• **What the exercise asks**
Find each line that has the string "allele" and give the total, with nothing else.

- - -

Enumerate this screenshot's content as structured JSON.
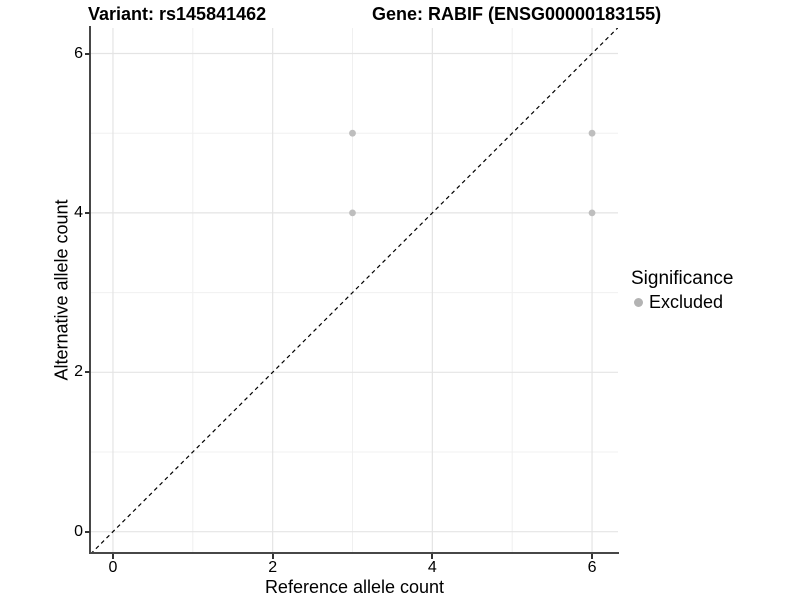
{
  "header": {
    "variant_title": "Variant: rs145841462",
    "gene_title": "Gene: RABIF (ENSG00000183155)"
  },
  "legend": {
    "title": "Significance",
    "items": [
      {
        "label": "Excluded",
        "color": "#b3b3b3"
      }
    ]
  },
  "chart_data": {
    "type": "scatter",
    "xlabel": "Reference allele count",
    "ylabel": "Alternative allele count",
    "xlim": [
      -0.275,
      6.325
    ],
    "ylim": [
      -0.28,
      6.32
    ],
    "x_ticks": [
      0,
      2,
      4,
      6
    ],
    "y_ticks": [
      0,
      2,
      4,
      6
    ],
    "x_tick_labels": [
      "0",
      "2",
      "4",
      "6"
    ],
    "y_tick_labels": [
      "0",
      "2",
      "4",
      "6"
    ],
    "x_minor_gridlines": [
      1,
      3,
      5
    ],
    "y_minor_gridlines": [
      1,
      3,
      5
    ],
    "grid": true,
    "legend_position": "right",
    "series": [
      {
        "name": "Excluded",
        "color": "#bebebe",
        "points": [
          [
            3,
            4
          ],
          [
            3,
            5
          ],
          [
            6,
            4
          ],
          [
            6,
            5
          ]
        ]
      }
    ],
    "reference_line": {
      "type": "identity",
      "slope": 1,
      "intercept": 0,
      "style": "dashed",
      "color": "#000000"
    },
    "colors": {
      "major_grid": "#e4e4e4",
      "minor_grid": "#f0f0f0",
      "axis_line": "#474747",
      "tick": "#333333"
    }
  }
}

- - -

• **Complete output**
2